◆ Record excerpts ◆
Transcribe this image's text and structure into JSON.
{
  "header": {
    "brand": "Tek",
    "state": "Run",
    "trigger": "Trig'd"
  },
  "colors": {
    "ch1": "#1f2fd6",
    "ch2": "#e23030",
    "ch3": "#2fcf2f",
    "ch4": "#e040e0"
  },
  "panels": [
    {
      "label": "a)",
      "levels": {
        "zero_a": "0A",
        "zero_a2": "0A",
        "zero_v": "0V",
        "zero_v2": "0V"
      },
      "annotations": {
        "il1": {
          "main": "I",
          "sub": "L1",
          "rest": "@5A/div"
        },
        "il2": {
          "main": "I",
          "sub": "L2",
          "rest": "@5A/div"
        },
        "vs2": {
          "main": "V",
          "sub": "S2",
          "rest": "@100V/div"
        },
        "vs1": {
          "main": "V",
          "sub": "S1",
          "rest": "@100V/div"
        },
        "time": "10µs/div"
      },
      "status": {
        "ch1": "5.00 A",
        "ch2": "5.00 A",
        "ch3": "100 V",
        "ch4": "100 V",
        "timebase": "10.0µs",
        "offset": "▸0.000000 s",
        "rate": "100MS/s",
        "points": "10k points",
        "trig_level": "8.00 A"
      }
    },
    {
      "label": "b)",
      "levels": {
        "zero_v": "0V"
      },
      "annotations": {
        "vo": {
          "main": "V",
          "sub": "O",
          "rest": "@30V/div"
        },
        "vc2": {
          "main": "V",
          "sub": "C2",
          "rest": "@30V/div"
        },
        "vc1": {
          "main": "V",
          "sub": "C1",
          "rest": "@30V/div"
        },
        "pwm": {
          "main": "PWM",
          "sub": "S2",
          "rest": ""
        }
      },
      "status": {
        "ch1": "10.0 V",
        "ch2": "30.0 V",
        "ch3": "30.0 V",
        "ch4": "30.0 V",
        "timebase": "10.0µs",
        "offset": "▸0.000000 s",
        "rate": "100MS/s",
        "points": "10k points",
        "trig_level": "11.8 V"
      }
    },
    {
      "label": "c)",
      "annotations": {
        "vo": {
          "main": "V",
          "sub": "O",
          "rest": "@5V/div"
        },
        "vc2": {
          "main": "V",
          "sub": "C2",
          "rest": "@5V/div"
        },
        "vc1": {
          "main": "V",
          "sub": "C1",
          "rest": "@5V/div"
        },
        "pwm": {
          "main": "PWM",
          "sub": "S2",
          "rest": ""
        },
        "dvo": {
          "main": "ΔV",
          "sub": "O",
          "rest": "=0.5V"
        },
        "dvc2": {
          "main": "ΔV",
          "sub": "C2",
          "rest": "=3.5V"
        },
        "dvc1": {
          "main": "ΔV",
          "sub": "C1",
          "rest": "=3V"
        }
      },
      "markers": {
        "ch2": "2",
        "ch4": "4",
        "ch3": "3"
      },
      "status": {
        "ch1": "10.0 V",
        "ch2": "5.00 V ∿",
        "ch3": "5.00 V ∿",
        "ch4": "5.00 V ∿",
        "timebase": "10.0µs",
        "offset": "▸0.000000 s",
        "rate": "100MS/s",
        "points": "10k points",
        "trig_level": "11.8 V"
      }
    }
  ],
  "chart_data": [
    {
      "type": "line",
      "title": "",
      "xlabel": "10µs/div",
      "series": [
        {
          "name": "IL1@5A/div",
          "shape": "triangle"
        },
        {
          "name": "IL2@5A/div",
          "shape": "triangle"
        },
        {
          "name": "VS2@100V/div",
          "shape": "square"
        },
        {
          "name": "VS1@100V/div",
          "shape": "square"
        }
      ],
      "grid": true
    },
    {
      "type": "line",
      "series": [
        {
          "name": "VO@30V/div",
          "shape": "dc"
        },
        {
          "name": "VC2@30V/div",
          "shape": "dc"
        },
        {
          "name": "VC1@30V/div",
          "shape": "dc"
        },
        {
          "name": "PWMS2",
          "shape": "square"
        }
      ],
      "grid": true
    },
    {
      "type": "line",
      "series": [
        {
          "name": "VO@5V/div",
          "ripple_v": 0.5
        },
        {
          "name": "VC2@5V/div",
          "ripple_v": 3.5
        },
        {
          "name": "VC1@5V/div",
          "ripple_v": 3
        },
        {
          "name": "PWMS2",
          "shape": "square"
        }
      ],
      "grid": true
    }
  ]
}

◆ Aim of the exercise ◆
Every entry above should be retyped exactly as shown.

◆ Result for this task ◆
Transcribe this image's text and structure into JSON.
{
  "header": {
    "brand": "Tek",
    "state": "Run",
    "trigger": "Trig'd"
  },
  "colors": {
    "ch1": "#1f2fd6",
    "ch2": "#e23030",
    "ch3": "#2fcf2f",
    "ch4": "#e040e0"
  },
  "panels": [
    {
      "label": "a)",
      "levels": {
        "zero_a": "0A",
        "zero_a2": "0A",
        "zero_v": "0V",
        "zero_v2": "0V"
      },
      "annotations": {
        "il1": {
          "main": "I",
          "sub": "L1",
          "rest": "@5A/div"
        },
        "il2": {
          "main": "I",
          "sub": "L2",
          "rest": "@5A/div"
        },
        "vs2": {
          "main": "V",
          "sub": "S2",
          "rest": "@100V/div"
        },
        "vs1": {
          "main": "V",
          "sub": "S1",
          "rest": "@100V/div"
        },
        "time": "10µs/div"
      },
      "status": {
        "ch1": "5.00 A",
        "ch2": "5.00 A",
        "ch3": "100 V",
        "ch4": "100 V",
        "timebase": "10.0µs",
        "offset": "▸0.000000 s",
        "rate": "100MS/s",
        "points": "10k points",
        "trig_level": "8.00 A"
      }
    },
    {
      "label": "b)",
      "levels": {
        "zero_v": "0V"
      },
      "annotations": {
        "vo": {
          "main": "V",
          "sub": "O",
          "rest": "@30V/div"
        },
        "vc2": {
          "main": "V",
          "sub": "C2",
          "rest": "@30V/div"
        },
        "vc1": {
          "main": "V",
          "sub": "C1",
          "rest": "@30V/div"
        },
        "pwm": {
          "main": "PWM",
          "sub": "S2",
          "rest": ""
        }
      },
      "status": {
        "ch1": "10.0 V",
        "ch2": "30.0 V",
        "ch3": "30.0 V",
        "ch4": "30.0 V",
        "timebase": "10.0µs",
        "offset": "▸0.000000 s",
        "rate": "100MS/s",
        "points": "10k points",
        "trig_level": "11.8 V"
      }
    },
    {
      "label": "c)",
      "annotations": {
        "vo": {
          "main": "V",
          "sub": "O",
          "rest": "@5V/div"
        },
        "vc2": {
          "main": "V",
          "sub": "C2",
          "rest": "@5V/div"
        },
        "vc1": {
          "main": "V",
          "sub": "C1",
          "rest": "@5V/div"
        },
        "pwm": {
          "main": "PWM",
          "sub": "S2",
          "rest": ""
        },
        "dvo": {
          "main": "ΔV",
          "sub": "O",
          "rest": "=0.5V"
        },
        "dvc2": {
          "main": "ΔV",
          "sub": "C2",
          "rest": "=3.5V"
        },
        "dvc1": {
          "main": "ΔV",
          "sub": "C1",
          "rest": "=3V"
        }
      },
      "markers": {
        "ch2": "2",
        "ch4": "4",
        "ch3": "3"
      },
      "status": {
        "ch1": "10.0 V",
        "ch2": "5.00 V ∿",
        "ch3": "5.00 V ∿",
        "ch4": "5.00 V ∿",
        "timebase": "10.0µs",
        "offset": "▸0.000000 s",
        "rate": "100MS/s",
        "points": "10k points",
        "trig_level": "11.8 V"
      }
    }
  ],
  "chart_data": [
    {
      "type": "line",
      "title": "",
      "xlabel": "10µs/div",
      "series": [
        {
          "name": "IL1@5A/div",
          "shape": "triangle"
        },
        {
          "name": "IL2@5A/div",
          "shape": "triangle"
        },
        {
          "name": "VS2@100V/div",
          "shape": "square"
        },
        {
          "name": "VS1@100V/div",
          "shape": "square"
        }
      ],
      "grid": true
    },
    {
      "type": "line",
      "series": [
        {
          "name": "VO@30V/div",
          "shape": "dc"
        },
        {
          "name": "VC2@30V/div",
          "shape": "dc"
        },
        {
          "name": "VC1@30V/div",
          "shape": "dc"
        },
        {
          "name": "PWMS2",
          "shape": "square"
        }
      ],
      "grid": true
    },
    {
      "type": "line",
      "series": [
        {
          "name": "VO@5V/div",
          "ripple_v": 0.5
        },
        {
          "name": "VC2@5V/div",
          "ripple_v": 3.5
        },
        {
          "name": "VC1@5V/div",
          "ripple_v": 3
        },
        {
          "name": "PWMS2",
          "shape": "square"
        }
      ],
      "grid": true
    }
  ]
}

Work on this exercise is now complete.